SUPPLIED RECORDS:
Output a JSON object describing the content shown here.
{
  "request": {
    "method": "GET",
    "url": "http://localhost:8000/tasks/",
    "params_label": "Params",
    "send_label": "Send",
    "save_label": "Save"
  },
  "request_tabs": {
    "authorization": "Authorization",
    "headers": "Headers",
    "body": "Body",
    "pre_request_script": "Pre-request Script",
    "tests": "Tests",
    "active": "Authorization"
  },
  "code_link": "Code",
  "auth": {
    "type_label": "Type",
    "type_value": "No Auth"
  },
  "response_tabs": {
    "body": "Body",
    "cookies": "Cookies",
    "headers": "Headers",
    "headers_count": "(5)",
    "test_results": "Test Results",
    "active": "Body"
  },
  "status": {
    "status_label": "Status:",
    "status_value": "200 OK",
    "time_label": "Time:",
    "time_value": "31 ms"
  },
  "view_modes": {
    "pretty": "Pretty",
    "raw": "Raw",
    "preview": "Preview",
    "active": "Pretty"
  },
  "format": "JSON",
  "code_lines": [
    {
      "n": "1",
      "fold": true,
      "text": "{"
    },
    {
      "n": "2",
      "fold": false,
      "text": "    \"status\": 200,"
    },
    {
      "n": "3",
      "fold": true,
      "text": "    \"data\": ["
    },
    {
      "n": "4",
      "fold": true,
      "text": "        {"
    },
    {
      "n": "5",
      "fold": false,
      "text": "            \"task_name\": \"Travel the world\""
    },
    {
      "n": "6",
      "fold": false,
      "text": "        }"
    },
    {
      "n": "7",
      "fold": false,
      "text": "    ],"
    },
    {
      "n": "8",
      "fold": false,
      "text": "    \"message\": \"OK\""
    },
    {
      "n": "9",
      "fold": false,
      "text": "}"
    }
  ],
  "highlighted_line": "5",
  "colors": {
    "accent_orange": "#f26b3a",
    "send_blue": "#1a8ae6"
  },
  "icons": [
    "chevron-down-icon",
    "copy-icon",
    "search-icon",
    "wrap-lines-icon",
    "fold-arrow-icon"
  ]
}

EXERCISE DIRECTIONS:
Please output the entire listing exactly as it stands.

SOLUTION TO THIS PROBLEM:
Output a JSON object describing the content shown here.
{
  "request": {
    "method": "GET",
    "url": "http://localhost:8000/tasks/",
    "params_label": "Params",
    "send_label": "Send",
    "save_label": "Save"
  },
  "request_tabs": {
    "authorization": "Authorization",
    "headers": "Headers",
    "body": "Body",
    "pre_request_script": "Pre-request Script",
    "tests": "Tests",
    "active": "Authorization"
  },
  "code_link": "Code",
  "auth": {
    "type_label": "Type",
    "type_value": "No Auth"
  },
  "response_tabs": {
    "body": "Body",
    "cookies": "Cookies",
    "headers": "Headers",
    "headers_count": "(5)",
    "test_results": "Test Results",
    "active": "Body"
  },
  "status": {
    "status_label": "Status:",
    "status_value": "200 OK",
    "time_label": "Time:",
    "time_value": "31 ms"
  },
  "view_modes": {
    "pretty": "Pretty",
    "raw": "Raw",
    "preview": "Preview",
    "active": "Pretty"
  },
  "format": "JSON",
  "code_lines": [
    {
      "n": "1",
      "fold": true,
      "text": "{"
    },
    {
      "n": "2",
      "fold": false,
      "text": "    \"status\": 200,"
    },
    {
      "n": "3",
      "fold": true,
      "text": "    \"data\": ["
    },
    {
      "n": "4",
      "fold": true,
      "text": "        {"
    },
    {
      "n": "5",
      "fold": false,
      "text": "            \"task_name\": \"Travel the world\""
    },
    {
      "n": "6",
      "fold": false,
      "text": "        }"
    },
    {
      "n": "7",
      "fold": false,
      "text": "    ],"
    },
    {
      "n": "8",
      "fold": false,
      "text": "    \"message\": \"OK\""
    },
    {
      "n": "9",
      "fold": false,
      "text": "}"
    }
  ],
  "highlighted_line": "5",
  "colors": {
    "accent_orange": "#f26b3a",
    "send_blue": "#1a8ae6"
  },
  "icons": [
    "chevron-down-icon",
    "copy-icon",
    "search-icon",
    "wrap-lines-icon",
    "fold-arrow-icon"
  ]
}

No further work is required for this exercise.